— START RECORDED DATA —
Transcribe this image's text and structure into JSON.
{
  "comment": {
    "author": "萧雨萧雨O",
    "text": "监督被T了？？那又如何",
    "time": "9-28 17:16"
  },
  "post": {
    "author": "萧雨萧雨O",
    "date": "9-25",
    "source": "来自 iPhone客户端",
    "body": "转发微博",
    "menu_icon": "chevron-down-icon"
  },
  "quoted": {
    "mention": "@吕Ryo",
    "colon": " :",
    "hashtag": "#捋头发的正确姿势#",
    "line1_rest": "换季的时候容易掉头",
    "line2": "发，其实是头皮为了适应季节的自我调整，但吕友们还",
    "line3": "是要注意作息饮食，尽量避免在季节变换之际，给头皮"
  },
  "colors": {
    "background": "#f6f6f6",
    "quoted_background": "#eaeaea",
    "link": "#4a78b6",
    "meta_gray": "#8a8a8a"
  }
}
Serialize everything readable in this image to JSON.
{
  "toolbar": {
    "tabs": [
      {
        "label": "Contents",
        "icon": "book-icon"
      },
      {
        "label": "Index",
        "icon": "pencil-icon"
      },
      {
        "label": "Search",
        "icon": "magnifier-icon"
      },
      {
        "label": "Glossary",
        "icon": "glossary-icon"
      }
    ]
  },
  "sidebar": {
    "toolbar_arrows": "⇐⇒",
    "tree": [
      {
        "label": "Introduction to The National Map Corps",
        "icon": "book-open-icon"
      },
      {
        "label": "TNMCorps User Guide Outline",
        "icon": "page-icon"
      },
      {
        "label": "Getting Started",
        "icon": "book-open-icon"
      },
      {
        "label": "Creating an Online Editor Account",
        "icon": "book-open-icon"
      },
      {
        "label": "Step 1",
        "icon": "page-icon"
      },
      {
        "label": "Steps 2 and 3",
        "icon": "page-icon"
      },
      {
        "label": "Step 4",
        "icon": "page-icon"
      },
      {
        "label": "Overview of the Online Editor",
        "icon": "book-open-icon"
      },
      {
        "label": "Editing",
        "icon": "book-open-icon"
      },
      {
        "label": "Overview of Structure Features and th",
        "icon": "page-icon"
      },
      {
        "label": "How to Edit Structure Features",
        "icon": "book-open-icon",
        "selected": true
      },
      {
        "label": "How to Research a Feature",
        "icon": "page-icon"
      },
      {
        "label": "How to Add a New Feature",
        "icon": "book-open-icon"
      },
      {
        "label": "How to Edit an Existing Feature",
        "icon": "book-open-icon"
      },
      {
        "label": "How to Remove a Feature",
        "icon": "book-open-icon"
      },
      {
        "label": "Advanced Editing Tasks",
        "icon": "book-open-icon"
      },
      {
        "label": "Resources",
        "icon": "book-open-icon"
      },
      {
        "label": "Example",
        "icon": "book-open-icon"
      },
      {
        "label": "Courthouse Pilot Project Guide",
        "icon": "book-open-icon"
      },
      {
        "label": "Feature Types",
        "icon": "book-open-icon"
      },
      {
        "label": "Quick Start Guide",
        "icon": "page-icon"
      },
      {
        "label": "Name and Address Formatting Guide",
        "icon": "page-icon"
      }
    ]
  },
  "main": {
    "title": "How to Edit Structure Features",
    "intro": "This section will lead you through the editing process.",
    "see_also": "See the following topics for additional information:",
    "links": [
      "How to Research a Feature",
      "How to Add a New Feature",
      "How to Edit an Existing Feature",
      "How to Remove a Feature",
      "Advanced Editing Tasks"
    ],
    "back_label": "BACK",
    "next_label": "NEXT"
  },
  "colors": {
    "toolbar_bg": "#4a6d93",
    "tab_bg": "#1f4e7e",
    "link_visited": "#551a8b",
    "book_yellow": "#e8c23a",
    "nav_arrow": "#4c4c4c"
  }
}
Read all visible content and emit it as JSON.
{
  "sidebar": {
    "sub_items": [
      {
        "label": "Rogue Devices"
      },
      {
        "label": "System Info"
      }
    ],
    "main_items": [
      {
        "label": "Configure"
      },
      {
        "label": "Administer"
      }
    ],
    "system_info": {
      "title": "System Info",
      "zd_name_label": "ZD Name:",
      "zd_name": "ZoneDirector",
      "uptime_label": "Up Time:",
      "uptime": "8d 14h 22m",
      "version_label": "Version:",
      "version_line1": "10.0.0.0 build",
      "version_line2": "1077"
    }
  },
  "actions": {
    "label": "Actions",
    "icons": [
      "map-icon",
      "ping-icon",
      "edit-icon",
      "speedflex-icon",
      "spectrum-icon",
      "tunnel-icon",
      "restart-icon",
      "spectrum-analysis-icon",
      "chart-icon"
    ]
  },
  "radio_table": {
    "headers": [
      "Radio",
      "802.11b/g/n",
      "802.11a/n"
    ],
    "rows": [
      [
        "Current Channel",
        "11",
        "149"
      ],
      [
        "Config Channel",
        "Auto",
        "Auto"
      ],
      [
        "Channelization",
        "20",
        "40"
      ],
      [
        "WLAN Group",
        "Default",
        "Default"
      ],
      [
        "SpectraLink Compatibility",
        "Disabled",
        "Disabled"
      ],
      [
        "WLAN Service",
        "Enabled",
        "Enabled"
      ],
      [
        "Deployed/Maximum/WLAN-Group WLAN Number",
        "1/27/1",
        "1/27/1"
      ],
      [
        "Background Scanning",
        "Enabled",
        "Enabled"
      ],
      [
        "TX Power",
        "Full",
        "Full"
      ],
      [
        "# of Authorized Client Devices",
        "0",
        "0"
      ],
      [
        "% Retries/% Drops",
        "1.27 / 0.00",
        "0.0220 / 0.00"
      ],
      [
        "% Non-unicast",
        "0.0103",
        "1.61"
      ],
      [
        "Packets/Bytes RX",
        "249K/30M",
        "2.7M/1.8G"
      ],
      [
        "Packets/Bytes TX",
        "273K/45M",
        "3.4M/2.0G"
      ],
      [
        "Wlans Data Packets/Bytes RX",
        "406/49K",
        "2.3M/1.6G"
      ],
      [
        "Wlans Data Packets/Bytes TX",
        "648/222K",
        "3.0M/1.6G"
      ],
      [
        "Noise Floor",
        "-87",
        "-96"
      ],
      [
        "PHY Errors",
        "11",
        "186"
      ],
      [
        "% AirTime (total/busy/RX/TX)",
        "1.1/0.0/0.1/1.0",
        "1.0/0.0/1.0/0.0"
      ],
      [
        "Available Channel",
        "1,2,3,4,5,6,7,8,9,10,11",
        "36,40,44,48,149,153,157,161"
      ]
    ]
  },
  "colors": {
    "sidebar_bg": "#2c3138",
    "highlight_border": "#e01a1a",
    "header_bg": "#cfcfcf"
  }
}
— END RECORDED DATA —
▸ WHAT TO DO
Extract every line containing the string "Editor" from the material.

▸ SOLUTION FOR THIS TASK
        "label": "Creating an Online Editor Account",
        "label": "Overview of the Online Editor",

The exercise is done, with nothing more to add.